# EXERCISE INPUT

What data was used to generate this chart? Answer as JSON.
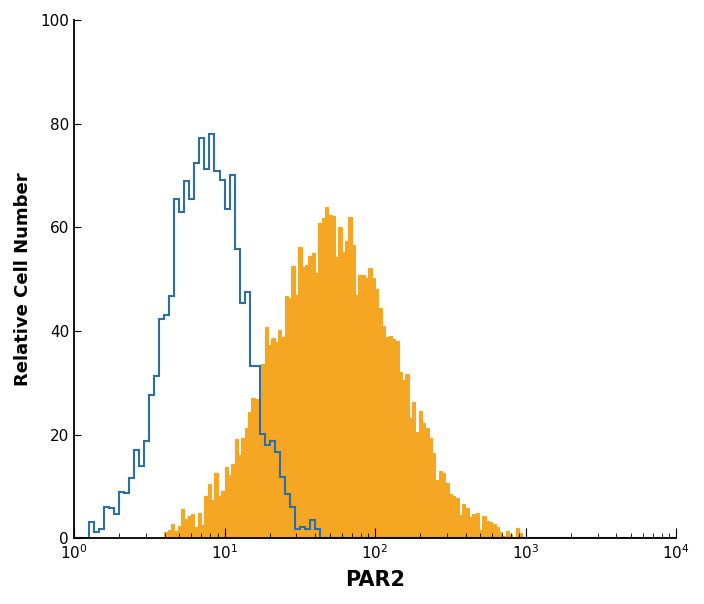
{
  "title": "",
  "xlabel": "PAR2",
  "ylabel": "Relative Cell Number",
  "xlim_log": [
    1,
    10000
  ],
  "ylim": [
    0,
    100
  ],
  "yticks": [
    0,
    20,
    40,
    60,
    80,
    100
  ],
  "blue_color": "#2e6fa3",
  "orange_color": "#f5a623",
  "blue_peak_x": 7.5,
  "blue_peak_y": 77,
  "blue_sigma_log": 0.26,
  "orange_peak_x": 52,
  "orange_peak_y": 60,
  "orange_sigma_log": 0.4,
  "background_color": "#ffffff",
  "xlabel_fontsize": 15,
  "ylabel_fontsize": 13,
  "tick_fontsize": 11,
  "n_bins_blue": 120,
  "n_bins_orange": 180
}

# WORK INSTRUCTIONS
Repeat the listing verbatim. Skip the pictures.

# THE REPLY
What data was used to generate this chart? Answer as JSON.
{
  "title": "",
  "xlabel": "PAR2",
  "ylabel": "Relative Cell Number",
  "xlim_log": [
    1,
    10000
  ],
  "ylim": [
    0,
    100
  ],
  "yticks": [
    0,
    20,
    40,
    60,
    80,
    100
  ],
  "blue_color": "#2e6fa3",
  "orange_color": "#f5a623",
  "blue_peak_x": 7.5,
  "blue_peak_y": 77,
  "blue_sigma_log": 0.26,
  "orange_peak_x": 52,
  "orange_peak_y": 60,
  "orange_sigma_log": 0.4,
  "background_color": "#ffffff",
  "xlabel_fontsize": 15,
  "ylabel_fontsize": 13,
  "tick_fontsize": 11,
  "n_bins_blue": 120,
  "n_bins_orange": 180
}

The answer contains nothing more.